- _Your task_:
Locate the string "International" throughout the material and copy every line in which it occurs.

Extracted data entries:
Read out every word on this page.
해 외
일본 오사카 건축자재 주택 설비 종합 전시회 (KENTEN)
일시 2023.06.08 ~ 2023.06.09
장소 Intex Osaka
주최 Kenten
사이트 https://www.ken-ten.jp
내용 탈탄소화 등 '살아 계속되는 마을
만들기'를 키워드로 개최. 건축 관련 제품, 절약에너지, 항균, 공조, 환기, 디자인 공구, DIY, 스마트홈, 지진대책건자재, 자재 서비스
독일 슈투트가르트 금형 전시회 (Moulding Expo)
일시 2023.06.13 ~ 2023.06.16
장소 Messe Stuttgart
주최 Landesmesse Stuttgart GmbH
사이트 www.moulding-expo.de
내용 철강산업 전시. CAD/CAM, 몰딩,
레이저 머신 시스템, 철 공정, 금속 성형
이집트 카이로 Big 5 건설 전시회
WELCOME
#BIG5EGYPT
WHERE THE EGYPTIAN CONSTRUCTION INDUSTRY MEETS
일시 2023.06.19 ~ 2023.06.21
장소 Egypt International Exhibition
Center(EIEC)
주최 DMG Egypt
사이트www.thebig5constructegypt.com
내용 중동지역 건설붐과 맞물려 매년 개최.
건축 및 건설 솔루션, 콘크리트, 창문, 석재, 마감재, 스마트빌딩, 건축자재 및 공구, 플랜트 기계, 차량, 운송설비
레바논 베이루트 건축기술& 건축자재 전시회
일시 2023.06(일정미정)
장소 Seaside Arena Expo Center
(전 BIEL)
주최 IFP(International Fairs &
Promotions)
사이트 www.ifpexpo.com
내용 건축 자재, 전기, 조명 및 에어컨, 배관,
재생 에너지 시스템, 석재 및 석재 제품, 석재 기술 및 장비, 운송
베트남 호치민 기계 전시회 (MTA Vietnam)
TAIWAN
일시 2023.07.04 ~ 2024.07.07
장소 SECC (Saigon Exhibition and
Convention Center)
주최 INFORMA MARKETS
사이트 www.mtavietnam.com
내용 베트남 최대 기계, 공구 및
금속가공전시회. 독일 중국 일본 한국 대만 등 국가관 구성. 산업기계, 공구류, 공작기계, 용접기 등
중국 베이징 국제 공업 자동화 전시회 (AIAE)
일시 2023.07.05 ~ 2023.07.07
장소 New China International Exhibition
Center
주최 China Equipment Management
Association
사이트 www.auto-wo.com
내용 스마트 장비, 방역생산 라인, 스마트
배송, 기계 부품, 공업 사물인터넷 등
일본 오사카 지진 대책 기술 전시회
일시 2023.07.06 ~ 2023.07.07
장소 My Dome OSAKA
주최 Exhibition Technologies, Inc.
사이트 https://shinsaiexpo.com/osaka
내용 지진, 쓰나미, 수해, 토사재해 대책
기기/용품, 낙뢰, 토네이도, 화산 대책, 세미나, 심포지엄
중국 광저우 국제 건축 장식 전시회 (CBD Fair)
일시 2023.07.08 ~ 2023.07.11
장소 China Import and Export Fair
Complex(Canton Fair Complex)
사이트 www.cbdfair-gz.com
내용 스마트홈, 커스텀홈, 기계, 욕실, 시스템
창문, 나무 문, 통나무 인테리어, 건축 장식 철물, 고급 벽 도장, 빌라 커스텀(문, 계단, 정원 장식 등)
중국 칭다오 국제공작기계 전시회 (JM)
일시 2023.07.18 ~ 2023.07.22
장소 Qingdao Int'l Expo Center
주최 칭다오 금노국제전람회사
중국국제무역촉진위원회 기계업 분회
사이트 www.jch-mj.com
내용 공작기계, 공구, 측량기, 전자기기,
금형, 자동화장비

- _Solution_:
장소 Egypt International Exhibition
주최 IFP(International Fairs &
장소 New China International Exhibition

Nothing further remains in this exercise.